## BEGIN DOCUMENT EXCERPT

More details of the study including an update with data from the 2000 growing season can be found on the Internet, under the link to annual reports, at http://www.ag.ndsu.nodak.edu/dickinso/. – Tracy Sayler
High Plains Planting Timeframe
General recommendations for sunflower planting in South Dakota is mid May to early June, according to Kathleen Grady, South Dakota State University oilseed breeder. “Many wait to plant sunflower until soybeans and corn are planted. That’s not necessarily what we recommend, but that’s what they do. It depend on their crop mix. If sunflower is a main crop, then they give it more attention,” she says.
Oil is generally more affected by late planting than yield, says Grady, pointing to a past study she conducted which indicated that oil content begins to decline in sunflower planted after June 15, and that yield begins to drop in sunflower planted late June. “Although not always. It depends on the year and the environment. But generally, it’s best to plant before June 15 to maximize yield and oil.”
Sunflower can be planted in Kansas from early May to late June, according to the Kansas State University Extension Service. Generally, irrigated sunflower is planted in May and dryland sunflower during the first three weeks of June, according to KSU. Early plantings often result in larger seed size and higher oil, but they encounter more insect problems, and may require treatment. Conversely, late June and early July plantings are prone to smaller seed and lower oil, but fewer insect problems.

## END DOCUMENT EXCERPT

# INSTRUCTIONS:
a - In the sunflower planting excerpt, after what date does Grady's study show oil content starting to decline in planted sunflower?
b - Condense the paragraph of the sunflower planting excerpt that begins "Sunflower can be planted in Kansas" into a bulleted list that keeps its main facts.
c - Quote the sunflower planting excerpt word for word between "Oil is generally" and "fewer insect problems.", inclusive.

## BEGIN EXCERPTED RECORDS

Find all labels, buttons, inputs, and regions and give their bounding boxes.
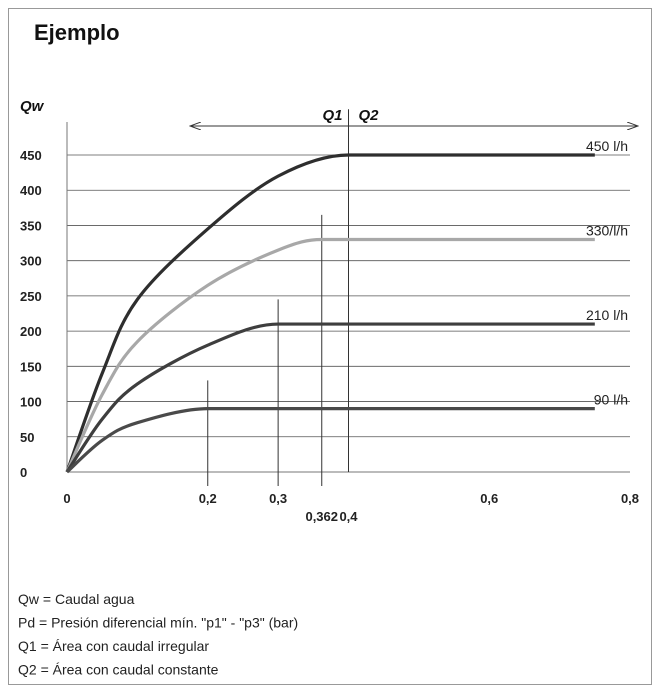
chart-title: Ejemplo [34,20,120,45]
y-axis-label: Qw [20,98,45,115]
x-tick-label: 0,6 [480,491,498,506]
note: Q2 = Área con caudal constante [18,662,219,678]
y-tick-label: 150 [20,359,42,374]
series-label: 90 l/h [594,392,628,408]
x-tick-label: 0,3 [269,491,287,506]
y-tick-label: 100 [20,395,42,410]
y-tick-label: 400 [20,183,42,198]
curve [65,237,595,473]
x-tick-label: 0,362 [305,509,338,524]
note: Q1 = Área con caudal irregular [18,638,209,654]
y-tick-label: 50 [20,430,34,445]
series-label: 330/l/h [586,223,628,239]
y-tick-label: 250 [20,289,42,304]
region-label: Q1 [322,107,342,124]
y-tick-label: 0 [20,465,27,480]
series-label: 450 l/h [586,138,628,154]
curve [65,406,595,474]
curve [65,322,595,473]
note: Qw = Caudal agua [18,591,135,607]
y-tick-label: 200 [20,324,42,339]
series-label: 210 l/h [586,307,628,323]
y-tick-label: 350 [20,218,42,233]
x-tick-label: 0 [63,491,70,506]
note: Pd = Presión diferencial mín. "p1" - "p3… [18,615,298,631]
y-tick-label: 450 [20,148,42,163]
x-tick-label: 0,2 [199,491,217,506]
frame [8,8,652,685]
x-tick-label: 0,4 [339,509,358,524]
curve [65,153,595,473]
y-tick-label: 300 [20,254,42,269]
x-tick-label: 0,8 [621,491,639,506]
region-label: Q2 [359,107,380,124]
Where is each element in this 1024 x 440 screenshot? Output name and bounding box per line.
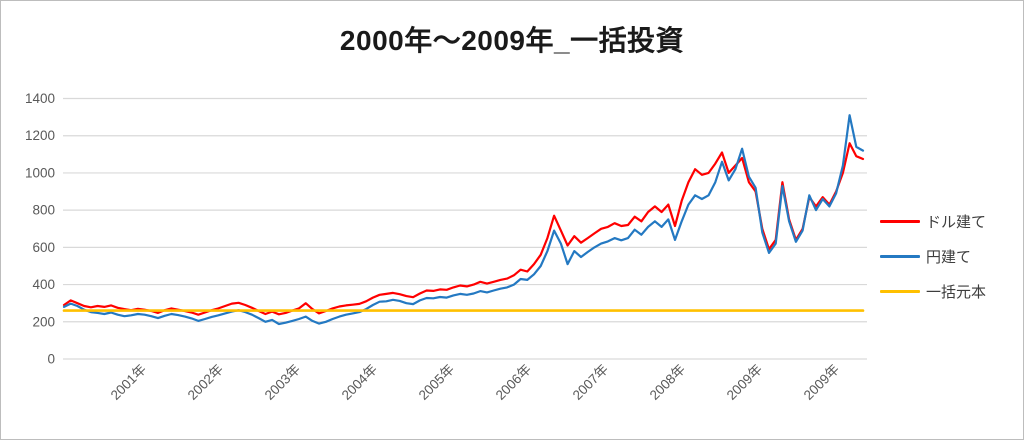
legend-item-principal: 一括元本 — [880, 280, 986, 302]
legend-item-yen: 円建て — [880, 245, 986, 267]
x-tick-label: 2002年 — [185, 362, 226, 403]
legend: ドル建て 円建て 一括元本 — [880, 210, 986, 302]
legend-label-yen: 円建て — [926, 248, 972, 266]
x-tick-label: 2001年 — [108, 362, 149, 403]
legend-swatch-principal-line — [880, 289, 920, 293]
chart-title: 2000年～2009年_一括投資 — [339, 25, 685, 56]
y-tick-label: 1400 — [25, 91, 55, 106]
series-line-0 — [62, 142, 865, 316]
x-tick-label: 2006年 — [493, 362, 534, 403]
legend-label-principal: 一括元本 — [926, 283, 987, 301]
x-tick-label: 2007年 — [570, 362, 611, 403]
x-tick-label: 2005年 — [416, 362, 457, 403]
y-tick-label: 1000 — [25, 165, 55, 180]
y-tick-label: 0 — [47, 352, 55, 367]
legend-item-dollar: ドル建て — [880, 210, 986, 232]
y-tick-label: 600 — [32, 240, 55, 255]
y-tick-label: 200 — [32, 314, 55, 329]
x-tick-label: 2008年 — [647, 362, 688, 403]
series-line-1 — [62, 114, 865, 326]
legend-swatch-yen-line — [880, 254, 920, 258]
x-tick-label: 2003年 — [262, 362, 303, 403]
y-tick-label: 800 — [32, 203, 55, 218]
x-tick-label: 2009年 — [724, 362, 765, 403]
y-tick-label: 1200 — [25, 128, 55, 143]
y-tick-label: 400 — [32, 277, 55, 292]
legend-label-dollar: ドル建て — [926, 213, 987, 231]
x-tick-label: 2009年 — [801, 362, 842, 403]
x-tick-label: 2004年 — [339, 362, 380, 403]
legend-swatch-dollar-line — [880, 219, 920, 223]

## END EXCERPTED RECORDS

# SOLUTION SET:
a - June 15

b -
- Kansas sunflower planting runs from early May to late June (Kansas State University Extension Service).
- Irrigated sunflower is generally planted in May, and dryland sunflower in the first three weeks of June.
- Early plantings: often larger seed and higher oil, but more insect problems that may need treatment.
- Late June and early July plantings: smaller seed and lower oil, but fewer insect problems.

c -
Oil is generally more affected by late planting than yield, says Grady, pointing to a past study she conducted which indicated that oil content begins to decline in sunflower planted after June 15, and that yield begins to drop in sunflower planted late June. “Although not always. It depends on the year and the environment. But generally, it’s best to plant before June 15 to maximize yield and oil.”
Sunflower can be planted in Kansas from early May to late June, according to the Kansas State University Extension Service. Generally, irrigated sunflower is planted in May and dryland sunflower during the first three weeks of June, according to KSU. Early plantings often result in larger seed size and higher oil, but they encounter more insect problems, and may require treatment. Conversely, late June and early July plantings are prone to smaller seed and lower oil, but fewer insect problems.